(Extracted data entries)
---
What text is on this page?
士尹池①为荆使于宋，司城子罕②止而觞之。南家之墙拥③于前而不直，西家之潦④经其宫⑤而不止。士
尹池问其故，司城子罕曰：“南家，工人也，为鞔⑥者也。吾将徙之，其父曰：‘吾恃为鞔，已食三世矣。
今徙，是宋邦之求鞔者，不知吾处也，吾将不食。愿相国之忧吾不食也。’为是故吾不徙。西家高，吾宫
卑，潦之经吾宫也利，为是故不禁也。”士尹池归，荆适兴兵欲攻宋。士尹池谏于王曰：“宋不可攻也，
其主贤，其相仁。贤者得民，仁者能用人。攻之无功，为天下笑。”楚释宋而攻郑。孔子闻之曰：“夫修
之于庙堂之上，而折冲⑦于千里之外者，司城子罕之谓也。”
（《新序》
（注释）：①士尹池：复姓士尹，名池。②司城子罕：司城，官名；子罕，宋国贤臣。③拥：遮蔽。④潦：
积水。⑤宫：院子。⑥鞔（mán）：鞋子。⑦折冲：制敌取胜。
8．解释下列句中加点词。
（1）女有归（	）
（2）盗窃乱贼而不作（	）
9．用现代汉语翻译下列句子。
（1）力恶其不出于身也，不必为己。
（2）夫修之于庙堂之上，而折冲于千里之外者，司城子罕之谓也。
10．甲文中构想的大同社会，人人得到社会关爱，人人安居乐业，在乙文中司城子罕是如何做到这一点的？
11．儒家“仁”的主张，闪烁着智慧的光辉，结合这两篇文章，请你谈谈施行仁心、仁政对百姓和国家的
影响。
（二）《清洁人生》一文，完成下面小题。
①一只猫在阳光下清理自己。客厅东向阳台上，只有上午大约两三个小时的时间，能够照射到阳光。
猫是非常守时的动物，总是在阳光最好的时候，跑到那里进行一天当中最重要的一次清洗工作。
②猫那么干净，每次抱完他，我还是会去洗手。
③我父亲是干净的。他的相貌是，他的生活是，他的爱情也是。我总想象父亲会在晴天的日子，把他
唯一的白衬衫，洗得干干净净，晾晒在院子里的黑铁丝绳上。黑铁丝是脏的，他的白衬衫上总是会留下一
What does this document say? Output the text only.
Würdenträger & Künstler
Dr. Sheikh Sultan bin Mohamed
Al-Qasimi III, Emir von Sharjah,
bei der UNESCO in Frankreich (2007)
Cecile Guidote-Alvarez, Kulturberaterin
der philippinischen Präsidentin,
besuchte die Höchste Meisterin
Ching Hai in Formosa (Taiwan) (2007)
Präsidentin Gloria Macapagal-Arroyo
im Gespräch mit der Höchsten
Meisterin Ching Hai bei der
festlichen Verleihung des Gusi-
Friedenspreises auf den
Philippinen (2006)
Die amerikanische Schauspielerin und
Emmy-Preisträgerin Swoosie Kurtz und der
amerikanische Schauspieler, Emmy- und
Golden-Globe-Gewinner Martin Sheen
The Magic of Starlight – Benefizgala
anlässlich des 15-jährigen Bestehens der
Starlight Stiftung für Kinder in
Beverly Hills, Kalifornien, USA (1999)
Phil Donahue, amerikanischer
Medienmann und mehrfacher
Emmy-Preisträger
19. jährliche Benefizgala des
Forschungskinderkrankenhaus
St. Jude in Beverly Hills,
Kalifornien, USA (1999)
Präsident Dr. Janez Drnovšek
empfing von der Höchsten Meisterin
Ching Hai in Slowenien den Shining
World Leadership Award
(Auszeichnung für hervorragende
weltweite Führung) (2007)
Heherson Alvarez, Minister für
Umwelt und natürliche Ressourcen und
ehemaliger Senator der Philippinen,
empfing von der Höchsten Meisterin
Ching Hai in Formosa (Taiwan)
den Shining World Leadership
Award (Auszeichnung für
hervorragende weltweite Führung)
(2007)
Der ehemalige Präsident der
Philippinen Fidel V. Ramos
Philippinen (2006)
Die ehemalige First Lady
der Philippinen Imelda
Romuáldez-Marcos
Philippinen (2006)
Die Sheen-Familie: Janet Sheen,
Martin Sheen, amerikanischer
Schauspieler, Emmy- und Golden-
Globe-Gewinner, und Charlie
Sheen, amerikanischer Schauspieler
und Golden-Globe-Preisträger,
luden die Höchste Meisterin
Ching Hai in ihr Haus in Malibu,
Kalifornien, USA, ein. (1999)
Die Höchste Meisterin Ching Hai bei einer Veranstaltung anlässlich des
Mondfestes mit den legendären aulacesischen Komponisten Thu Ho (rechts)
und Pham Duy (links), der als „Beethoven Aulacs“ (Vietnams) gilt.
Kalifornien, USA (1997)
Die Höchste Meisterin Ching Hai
---
The data above must be returned in full, exactly as written.

What text is on this page?
士尹池①为荆使于宋，司城子罕②止而觞之。南家之墙拥③于前而不直，西家之潦④经其宫⑤而不止。士
尹池问其故，司城子罕曰：“南家，工人也，为鞔⑥者也。吾将徙之，其父曰：‘吾恃为鞔，已食三世矣。
今徙，是宋邦之求鞔者，不知吾处也，吾将不食。愿相国之忧吾不食也。’为是故吾不徙。西家高，吾宫
卑，潦之经吾宫也利，为是故不禁也。”士尹池归，荆适兴兵欲攻宋。士尹池谏于王曰：“宋不可攻也，
其主贤，其相仁。贤者得民，仁者能用人。攻之无功，为天下笑。”楚释宋而攻郑。孔子闻之曰：“夫修
之于庙堂之上，而折冲⑦于千里之外者，司城子罕之谓也。”
（《新序》
（注释）：①士尹池：复姓士尹，名池。②司城子罕：司城，官名；子罕，宋国贤臣。③拥：遮蔽。④潦：
积水。⑤宫：院子。⑥鞔（mán）：鞋子。⑦折冲：制敌取胜。
8．解释下列句中加点词。
（1）女有归（	）
（2）盗窃乱贼而不作（	）
9．用现代汉语翻译下列句子。
（1）力恶其不出于身也，不必为己。
（2）夫修之于庙堂之上，而折冲于千里之外者，司城子罕之谓也。
10．甲文中构想的大同社会，人人得到社会关爱，人人安居乐业，在乙文中司城子罕是如何做到这一点的？
11．儒家“仁”的主张，闪烁着智慧的光辉，结合这两篇文章，请你谈谈施行仁心、仁政对百姓和国家的
影响。
（二）《清洁人生》一文，完成下面小题。
①一只猫在阳光下清理自己。客厅东向阳台上，只有上午大约两三个小时的时间，能够照射到阳光。
猫是非常守时的动物，总是在阳光最好的时候，跑到那里进行一天当中最重要的一次清洗工作。
②猫那么干净，每次抱完他，我还是会去洗手。
③我父亲是干净的。他的相貌是，他的生活是，他的爱情也是。我总想象父亲会在晴天的日子，把他
唯一的白衬衫，洗得干干净净，晾晒在院子里的黑铁丝绳上。黑铁丝是脏的，他的白衬衫上总是会留下一
What does this document say? Output the text only.
Würdenträger & Künstler
Dr. Sheikh Sultan bin Mohamed
Al-Qasimi III, Emir von Sharjah,
bei der UNESCO in Frankreich (2007)
Cecile Guidote-Alvarez, Kulturberaterin
der philippinischen Präsidentin,
besuchte die Höchste Meisterin
Ching Hai in Formosa (Taiwan) (2007)
Präsidentin Gloria Macapagal-Arroyo
im Gespräch mit der Höchsten
Meisterin Ching Hai bei der
festlichen Verleihung des Gusi-
Friedenspreises auf den
Philippinen (2006)
Die amerikanische Schauspielerin und
Emmy-Preisträgerin Swoosie Kurtz und der
amerikanische Schauspieler, Emmy- und
Golden-Globe-Gewinner Martin Sheen
The Magic of Starlight – Benefizgala
anlässlich des 15-jährigen Bestehens der
Starlight Stiftung für Kinder in
Beverly Hills, Kalifornien, USA (1999)
Phil Donahue, amerikanischer
Medienmann und mehrfacher
Emmy-Preisträger
19. jährliche Benefizgala des
Forschungskinderkrankenhaus
St. Jude in Beverly Hills,
Kalifornien, USA (1999)
Präsident Dr. Janez Drnovšek
empfing von der Höchsten Meisterin
Ching Hai in Slowenien den Shining
World Leadership Award
(Auszeichnung für hervorragende
weltweite Führung) (2007)
Heherson Alvarez, Minister für
Umwelt und natürliche Ressourcen und
ehemaliger Senator der Philippinen,
empfing von der Höchsten Meisterin
Ching Hai in Formosa (Taiwan)
den Shining World Leadership
Award (Auszeichnung für
hervorragende weltweite Führung)
(2007)
Der ehemalige Präsident der
Philippinen Fidel V. Ramos
Philippinen (2006)
Die ehemalige First Lady
der Philippinen Imelda
Romuáldez-Marcos
Philippinen (2006)
Die Sheen-Familie: Janet Sheen,
Martin Sheen, amerikanischer
Schauspieler, Emmy- und Golden-
Globe-Gewinner, und Charlie
Sheen, amerikanischer Schauspieler
und Golden-Globe-Preisträger,
luden die Höchste Meisterin
Ching Hai in ihr Haus in Malibu,
Kalifornien, USA, ein. (1999)
Die Höchste Meisterin Ching Hai bei einer Veranstaltung anlässlich des
Mondfestes mit den legendären aulacesischen Komponisten Thu Ho (rechts)
und Pham Duy (links), der als „Beethoven Aulacs“ (Vietnams) gilt.
Kalifornien, USA (1997)
Die Höchste Meisterin Ching Hai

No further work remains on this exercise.